Could every line of the data be printed exactly as it reads?

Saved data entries
======

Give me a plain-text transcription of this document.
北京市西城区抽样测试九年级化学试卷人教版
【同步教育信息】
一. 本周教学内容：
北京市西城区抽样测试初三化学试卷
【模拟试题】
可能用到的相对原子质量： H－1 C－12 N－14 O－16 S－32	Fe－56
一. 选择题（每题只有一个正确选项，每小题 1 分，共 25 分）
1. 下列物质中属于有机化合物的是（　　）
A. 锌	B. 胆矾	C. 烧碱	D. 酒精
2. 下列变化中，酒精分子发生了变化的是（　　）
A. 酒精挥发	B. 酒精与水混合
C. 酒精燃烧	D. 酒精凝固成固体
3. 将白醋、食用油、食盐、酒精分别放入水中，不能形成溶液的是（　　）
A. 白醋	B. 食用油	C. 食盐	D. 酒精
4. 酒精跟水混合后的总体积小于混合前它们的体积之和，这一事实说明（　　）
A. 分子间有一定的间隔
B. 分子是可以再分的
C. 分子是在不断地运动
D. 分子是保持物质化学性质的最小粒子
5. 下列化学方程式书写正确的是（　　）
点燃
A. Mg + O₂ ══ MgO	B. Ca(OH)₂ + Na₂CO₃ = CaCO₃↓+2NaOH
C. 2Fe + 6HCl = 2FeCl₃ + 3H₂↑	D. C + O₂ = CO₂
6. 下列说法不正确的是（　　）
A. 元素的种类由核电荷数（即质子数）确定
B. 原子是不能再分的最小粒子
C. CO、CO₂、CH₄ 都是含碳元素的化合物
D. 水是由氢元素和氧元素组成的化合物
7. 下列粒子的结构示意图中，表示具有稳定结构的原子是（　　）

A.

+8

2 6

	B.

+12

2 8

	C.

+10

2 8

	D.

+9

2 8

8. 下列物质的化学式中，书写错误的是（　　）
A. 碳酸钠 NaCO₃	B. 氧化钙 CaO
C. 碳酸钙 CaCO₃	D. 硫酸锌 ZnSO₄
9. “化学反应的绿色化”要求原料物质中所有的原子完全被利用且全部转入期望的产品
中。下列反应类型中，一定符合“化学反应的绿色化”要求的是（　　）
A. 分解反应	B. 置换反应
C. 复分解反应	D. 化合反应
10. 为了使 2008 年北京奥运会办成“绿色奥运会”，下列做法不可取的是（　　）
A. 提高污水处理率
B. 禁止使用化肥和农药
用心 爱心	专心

======

__Task answer__.
Give me a plain-text transcription of this document.
北京市西城区抽样测试九年级化学试卷人教版
【同步教育信息】
一. 本周教学内容：
北京市西城区抽样测试初三化学试卷
【模拟试题】
可能用到的相对原子质量： H－1 C－12 N－14 O－16 S－32	Fe－56
一. 选择题（每题只有一个正确选项，每小题 1 分，共 25 分）
1. 下列物质中属于有机化合物的是（　　）
A. 锌	B. 胆矾	C. 烧碱	D. 酒精
2. 下列变化中，酒精分子发生了变化的是（　　）
A. 酒精挥发	B. 酒精与水混合
C. 酒精燃烧	D. 酒精凝固成固体
3. 将白醋、食用油、食盐、酒精分别放入水中，不能形成溶液的是（　　）
A. 白醋	B. 食用油	C. 食盐	D. 酒精
4. 酒精跟水混合后的总体积小于混合前它们的体积之和，这一事实说明（　　）
A. 分子间有一定的间隔
B. 分子是可以再分的
C. 分子是在不断地运动
D. 分子是保持物质化学性质的最小粒子
5. 下列化学方程式书写正确的是（　　）
点燃
A. Mg + O₂ ══ MgO	B. Ca(OH)₂ + Na₂CO₃ = CaCO₃↓+2NaOH
C. 2Fe + 6HCl = 2FeCl₃ + 3H₂↑	D. C + O₂ = CO₂
6. 下列说法不正确的是（　　）
A. 元素的种类由核电荷数（即质子数）确定
B. 原子是不能再分的最小粒子
C. CO、CO₂、CH₄ 都是含碳元素的化合物
D. 水是由氢元素和氧元素组成的化合物
7. 下列粒子的结构示意图中，表示具有稳定结构的原子是（　　）

A.

+8

2 6

	B.

+12

2 8

	C.

+10

2 8

	D.

+9

2 8

8. 下列物质的化学式中，书写错误的是（　　）
A. 碳酸钠 NaCO₃	B. 氧化钙 CaO
C. 碳酸钙 CaCO₃	D. 硫酸锌 ZnSO₄
9. “化学反应的绿色化”要求原料物质中所有的原子完全被利用且全部转入期望的产品
中。下列反应类型中，一定符合“化学反应的绿色化”要求的是（　　）
A. 分解反应	B. 置换反应
C. 复分解反应	D. 化合反应
10. 为了使 2008 年北京奥运会办成“绿色奥运会”，下列做法不可取的是（　　）
A. 提高污水处理率
B. 禁止使用化肥和农药
用心 爱心	专心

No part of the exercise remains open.